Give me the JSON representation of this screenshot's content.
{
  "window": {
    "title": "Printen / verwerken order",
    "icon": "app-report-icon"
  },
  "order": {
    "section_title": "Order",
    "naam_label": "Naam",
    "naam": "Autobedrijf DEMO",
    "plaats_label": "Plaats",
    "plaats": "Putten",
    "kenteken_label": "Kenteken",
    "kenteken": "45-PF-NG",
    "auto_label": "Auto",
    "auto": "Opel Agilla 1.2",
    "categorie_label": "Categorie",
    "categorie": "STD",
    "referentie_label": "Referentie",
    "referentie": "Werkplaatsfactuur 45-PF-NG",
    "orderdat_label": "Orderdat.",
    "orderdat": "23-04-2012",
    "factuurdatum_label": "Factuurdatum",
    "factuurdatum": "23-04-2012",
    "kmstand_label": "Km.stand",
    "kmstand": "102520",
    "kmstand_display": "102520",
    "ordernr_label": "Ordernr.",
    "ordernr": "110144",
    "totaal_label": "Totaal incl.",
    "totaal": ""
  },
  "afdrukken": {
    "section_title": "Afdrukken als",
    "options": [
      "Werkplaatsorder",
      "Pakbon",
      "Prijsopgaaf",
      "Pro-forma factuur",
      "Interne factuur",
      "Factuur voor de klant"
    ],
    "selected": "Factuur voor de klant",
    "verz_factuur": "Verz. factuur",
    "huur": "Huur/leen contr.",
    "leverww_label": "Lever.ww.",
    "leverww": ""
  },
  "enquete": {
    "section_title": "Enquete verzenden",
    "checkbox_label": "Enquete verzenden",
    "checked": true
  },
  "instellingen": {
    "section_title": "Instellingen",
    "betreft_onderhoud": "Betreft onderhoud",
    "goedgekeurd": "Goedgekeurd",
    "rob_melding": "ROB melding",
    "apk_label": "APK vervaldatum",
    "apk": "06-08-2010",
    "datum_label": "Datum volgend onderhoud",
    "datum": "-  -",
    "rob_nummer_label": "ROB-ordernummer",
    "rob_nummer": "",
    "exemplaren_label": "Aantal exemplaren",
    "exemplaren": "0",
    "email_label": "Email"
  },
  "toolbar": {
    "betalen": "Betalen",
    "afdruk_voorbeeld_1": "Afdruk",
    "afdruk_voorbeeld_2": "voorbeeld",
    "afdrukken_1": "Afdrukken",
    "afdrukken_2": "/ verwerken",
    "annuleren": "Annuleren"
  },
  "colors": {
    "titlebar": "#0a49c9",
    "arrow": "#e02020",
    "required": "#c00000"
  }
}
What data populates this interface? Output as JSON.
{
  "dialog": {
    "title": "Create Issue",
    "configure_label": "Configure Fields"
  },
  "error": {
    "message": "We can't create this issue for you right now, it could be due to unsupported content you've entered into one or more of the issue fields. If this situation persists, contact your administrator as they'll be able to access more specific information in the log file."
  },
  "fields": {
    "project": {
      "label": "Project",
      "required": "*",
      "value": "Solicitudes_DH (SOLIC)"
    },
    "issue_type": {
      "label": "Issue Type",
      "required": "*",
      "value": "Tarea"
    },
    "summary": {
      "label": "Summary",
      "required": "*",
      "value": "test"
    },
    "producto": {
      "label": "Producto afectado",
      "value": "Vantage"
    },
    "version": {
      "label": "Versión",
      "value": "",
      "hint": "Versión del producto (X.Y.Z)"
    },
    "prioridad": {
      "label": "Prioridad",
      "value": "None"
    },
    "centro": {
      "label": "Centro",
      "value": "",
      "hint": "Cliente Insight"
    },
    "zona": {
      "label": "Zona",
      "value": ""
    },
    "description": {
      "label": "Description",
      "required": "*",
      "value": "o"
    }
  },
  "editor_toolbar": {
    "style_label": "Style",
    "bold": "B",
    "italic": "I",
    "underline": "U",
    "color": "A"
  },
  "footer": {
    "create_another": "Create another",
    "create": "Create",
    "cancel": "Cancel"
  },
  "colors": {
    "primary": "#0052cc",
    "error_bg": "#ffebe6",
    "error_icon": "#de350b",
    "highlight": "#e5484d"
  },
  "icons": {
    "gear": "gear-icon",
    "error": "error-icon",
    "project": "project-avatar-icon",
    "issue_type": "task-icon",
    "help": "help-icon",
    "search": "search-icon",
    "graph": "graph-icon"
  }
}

* * * * *

--- EXERCISE REQUIREMENTS ---
Exactly reproduce the material above.

--- ANSWER TO THIS TASK ---
Give me the JSON representation of this screenshot's content.
{
  "window": {
    "title": "Printen / verwerken order",
    "icon": "app-report-icon"
  },
  "order": {
    "section_title": "Order",
    "naam_label": "Naam",
    "naam": "Autobedrijf DEMO",
    "plaats_label": "Plaats",
    "plaats": "Putten",
    "kenteken_label": "Kenteken",
    "kenteken": "45-PF-NG",
    "auto_label": "Auto",
    "auto": "Opel Agilla 1.2",
    "categorie_label": "Categorie",
    "categorie": "STD",
    "referentie_label": "Referentie",
    "referentie": "Werkplaatsfactuur 45-PF-NG",
    "orderdat_label": "Orderdat.",
    "orderdat": "23-04-2012",
    "factuurdatum_label": "Factuurdatum",
    "factuurdatum": "23-04-2012",
    "kmstand_label": "Km.stand",
    "kmstand": "102520",
    "kmstand_display": "102520",
    "ordernr_label": "Ordernr.",
    "ordernr": "110144",
    "totaal_label": "Totaal incl.",
    "totaal": ""
  },
  "afdrukken": {
    "section_title": "Afdrukken als",
    "options": [
      "Werkplaatsorder",
      "Pakbon",
      "Prijsopgaaf",
      "Pro-forma factuur",
      "Interne factuur",
      "Factuur voor de klant"
    ],
    "selected": "Factuur voor de klant",
    "verz_factuur": "Verz. factuur",
    "huur": "Huur/leen contr.",
    "leverww_label": "Lever.ww.",
    "leverww": ""
  },
  "enquete": {
    "section_title": "Enquete verzenden",
    "checkbox_label": "Enquete verzenden",
    "checked": true
  },
  "instellingen": {
    "section_title": "Instellingen",
    "betreft_onderhoud": "Betreft onderhoud",
    "goedgekeurd": "Goedgekeurd",
    "rob_melding": "ROB melding",
    "apk_label": "APK vervaldatum",
    "apk": "06-08-2010",
    "datum_label": "Datum volgend onderhoud",
    "datum": "-  -",
    "rob_nummer_label": "ROB-ordernummer",
    "rob_nummer": "",
    "exemplaren_label": "Aantal exemplaren",
    "exemplaren": "0",
    "email_label": "Email"
  },
  "toolbar": {
    "betalen": "Betalen",
    "afdruk_voorbeeld_1": "Afdruk",
    "afdruk_voorbeeld_2": "voorbeeld",
    "afdrukken_1": "Afdrukken",
    "afdrukken_2": "/ verwerken",
    "annuleren": "Annuleren"
  },
  "colors": {
    "titlebar": "#0a49c9",
    "arrow": "#e02020",
    "required": "#c00000"
  }
}
What data populates this interface? Output as JSON.
{
  "dialog": {
    "title": "Create Issue",
    "configure_label": "Configure Fields"
  },
  "error": {
    "message": "We can't create this issue for you right now, it could be due to unsupported content you've entered into one or more of the issue fields. If this situation persists, contact your administrator as they'll be able to access more specific information in the log file."
  },
  "fields": {
    "project": {
      "label": "Project",
      "required": "*",
      "value": "Solicitudes_DH (SOLIC)"
    },
    "issue_type": {
      "label": "Issue Type",
      "required": "*",
      "value": "Tarea"
    },
    "summary": {
      "label": "Summary",
      "required": "*",
      "value": "test"
    },
    "producto": {
      "label": "Producto afectado",
      "value": "Vantage"
    },
    "version": {
      "label": "Versión",
      "value": "",
      "hint": "Versión del producto (X.Y.Z)"
    },
    "prioridad": {
      "label": "Prioridad",
      "value": "None"
    },
    "centro": {
      "label": "Centro",
      "value": "",
      "hint": "Cliente Insight"
    },
    "zona": {
      "label": "Zona",
      "value": ""
    },
    "description": {
      "label": "Description",
      "required": "*",
      "value": "o"
    }
  },
  "editor_toolbar": {
    "style_label": "Style",
    "bold": "B",
    "italic": "I",
    "underline": "U",
    "color": "A"
  },
  "footer": {
    "create_another": "Create another",
    "create": "Create",
    "cancel": "Cancel"
  },
  "colors": {
    "primary": "#0052cc",
    "error_bg": "#ffebe6",
    "error_icon": "#de350b",
    "highlight": "#e5484d"
  },
  "icons": {
    "gear": "gear-icon",
    "error": "error-icon",
    "project": "project-avatar-icon",
    "issue_type": "task-icon",
    "help": "help-icon",
    "search": "search-icon",
    "graph": "graph-icon"
  }
}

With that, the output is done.